SUPPLIED INFORMATION —
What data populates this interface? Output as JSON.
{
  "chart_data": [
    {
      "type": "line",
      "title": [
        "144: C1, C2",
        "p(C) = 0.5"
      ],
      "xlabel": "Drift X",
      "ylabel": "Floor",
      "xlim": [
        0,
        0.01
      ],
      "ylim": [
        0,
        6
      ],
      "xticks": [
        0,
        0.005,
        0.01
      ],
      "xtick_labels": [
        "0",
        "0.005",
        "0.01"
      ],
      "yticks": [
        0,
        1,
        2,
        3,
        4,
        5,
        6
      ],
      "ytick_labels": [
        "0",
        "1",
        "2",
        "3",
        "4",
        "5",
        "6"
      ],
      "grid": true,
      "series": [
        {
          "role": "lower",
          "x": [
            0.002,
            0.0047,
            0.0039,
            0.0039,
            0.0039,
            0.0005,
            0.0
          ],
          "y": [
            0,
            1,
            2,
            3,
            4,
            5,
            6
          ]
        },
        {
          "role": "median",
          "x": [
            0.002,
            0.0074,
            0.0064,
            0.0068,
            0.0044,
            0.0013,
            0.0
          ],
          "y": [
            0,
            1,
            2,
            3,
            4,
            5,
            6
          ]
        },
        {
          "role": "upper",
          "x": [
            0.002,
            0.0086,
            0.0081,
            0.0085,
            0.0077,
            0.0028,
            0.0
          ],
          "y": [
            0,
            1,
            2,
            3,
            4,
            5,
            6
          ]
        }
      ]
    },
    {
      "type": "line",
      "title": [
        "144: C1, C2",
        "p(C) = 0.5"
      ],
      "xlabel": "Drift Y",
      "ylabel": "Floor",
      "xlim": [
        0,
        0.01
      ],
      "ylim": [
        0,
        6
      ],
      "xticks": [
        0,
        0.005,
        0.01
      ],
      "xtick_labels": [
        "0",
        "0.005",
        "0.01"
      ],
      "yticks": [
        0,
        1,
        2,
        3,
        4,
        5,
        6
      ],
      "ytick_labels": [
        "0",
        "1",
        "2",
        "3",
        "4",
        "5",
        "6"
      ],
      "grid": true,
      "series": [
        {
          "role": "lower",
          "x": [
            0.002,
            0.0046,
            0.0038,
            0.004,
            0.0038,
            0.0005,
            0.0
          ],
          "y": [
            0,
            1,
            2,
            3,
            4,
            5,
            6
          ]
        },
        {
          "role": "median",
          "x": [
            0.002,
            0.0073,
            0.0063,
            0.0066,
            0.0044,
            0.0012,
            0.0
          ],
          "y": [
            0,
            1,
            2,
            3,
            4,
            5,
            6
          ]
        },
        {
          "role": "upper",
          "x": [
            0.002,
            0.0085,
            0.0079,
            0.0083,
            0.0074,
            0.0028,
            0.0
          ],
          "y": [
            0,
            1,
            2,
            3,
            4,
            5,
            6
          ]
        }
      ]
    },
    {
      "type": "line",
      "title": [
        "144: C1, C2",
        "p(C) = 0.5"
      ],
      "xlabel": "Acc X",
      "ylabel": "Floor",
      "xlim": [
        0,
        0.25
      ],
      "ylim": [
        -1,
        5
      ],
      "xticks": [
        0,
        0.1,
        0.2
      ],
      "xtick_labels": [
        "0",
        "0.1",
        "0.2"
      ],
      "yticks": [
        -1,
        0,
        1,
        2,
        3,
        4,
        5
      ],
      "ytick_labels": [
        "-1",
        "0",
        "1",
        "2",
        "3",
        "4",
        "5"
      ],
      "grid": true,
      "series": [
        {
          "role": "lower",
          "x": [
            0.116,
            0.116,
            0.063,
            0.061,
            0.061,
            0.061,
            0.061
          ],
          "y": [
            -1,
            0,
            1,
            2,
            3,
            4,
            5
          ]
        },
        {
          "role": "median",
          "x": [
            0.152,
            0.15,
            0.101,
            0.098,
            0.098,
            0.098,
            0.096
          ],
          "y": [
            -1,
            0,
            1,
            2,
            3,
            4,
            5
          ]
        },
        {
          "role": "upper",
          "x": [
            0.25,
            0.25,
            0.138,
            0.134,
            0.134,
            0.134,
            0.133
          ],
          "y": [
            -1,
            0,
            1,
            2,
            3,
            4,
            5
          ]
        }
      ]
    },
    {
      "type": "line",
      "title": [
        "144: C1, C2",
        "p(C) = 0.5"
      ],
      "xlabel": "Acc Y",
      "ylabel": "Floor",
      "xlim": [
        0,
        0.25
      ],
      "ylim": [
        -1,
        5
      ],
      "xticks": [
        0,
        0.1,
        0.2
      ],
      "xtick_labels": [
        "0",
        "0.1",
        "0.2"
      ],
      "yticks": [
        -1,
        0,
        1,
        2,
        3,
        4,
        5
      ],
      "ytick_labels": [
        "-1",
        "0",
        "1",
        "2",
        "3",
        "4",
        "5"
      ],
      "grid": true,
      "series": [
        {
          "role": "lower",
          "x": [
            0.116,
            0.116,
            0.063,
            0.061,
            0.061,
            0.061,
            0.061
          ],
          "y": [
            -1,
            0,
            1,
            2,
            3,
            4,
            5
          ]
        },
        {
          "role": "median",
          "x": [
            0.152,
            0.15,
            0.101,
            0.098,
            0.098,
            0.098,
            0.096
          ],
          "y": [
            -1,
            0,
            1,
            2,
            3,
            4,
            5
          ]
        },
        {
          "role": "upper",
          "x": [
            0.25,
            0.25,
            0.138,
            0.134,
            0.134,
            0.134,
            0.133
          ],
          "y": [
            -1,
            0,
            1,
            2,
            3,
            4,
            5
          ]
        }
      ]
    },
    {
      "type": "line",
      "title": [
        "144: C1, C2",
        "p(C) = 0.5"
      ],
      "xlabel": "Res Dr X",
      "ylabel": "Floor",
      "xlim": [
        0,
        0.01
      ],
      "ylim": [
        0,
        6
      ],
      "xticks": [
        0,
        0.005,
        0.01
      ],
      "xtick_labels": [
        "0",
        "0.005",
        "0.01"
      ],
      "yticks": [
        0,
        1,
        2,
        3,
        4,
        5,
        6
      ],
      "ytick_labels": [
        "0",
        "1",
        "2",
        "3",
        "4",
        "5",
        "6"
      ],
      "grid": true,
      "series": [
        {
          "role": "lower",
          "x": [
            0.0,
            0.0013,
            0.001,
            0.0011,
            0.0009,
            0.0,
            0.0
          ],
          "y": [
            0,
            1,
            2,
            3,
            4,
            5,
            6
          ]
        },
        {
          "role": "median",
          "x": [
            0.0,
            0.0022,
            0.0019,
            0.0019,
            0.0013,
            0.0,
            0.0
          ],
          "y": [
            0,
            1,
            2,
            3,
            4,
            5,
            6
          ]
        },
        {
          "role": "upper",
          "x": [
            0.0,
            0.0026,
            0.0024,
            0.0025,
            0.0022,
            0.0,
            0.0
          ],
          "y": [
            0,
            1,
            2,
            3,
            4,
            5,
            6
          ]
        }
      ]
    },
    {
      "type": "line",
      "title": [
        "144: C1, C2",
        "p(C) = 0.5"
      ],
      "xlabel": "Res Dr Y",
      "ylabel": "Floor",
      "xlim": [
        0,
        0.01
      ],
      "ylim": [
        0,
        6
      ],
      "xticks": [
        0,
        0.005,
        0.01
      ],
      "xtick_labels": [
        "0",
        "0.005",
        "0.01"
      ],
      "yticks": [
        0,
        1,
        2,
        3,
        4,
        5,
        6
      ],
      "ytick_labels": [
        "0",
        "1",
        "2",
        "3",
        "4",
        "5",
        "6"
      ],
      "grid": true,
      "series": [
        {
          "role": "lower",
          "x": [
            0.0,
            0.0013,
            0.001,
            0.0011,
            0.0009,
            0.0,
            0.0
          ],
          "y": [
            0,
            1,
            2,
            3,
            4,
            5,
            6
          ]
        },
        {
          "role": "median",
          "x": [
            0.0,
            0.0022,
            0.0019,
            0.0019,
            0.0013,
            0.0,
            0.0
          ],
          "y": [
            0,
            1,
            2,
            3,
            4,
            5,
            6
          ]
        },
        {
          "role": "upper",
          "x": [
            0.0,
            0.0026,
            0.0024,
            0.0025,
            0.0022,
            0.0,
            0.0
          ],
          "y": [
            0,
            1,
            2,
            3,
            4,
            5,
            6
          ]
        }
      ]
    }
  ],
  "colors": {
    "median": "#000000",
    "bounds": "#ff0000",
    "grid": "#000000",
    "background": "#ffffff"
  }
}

EXERCISE REQUIREMENTS — Pull out and copy each line containing the string "xlabel".

THE ANSWER —
      "xlabel": "Drift X",
      "xlabel": "Drift Y",
      "xlabel": "Acc X",
      "xlabel": "Acc Y",
      "xlabel": "Res Dr X",
      "xlabel": "Res Dr Y",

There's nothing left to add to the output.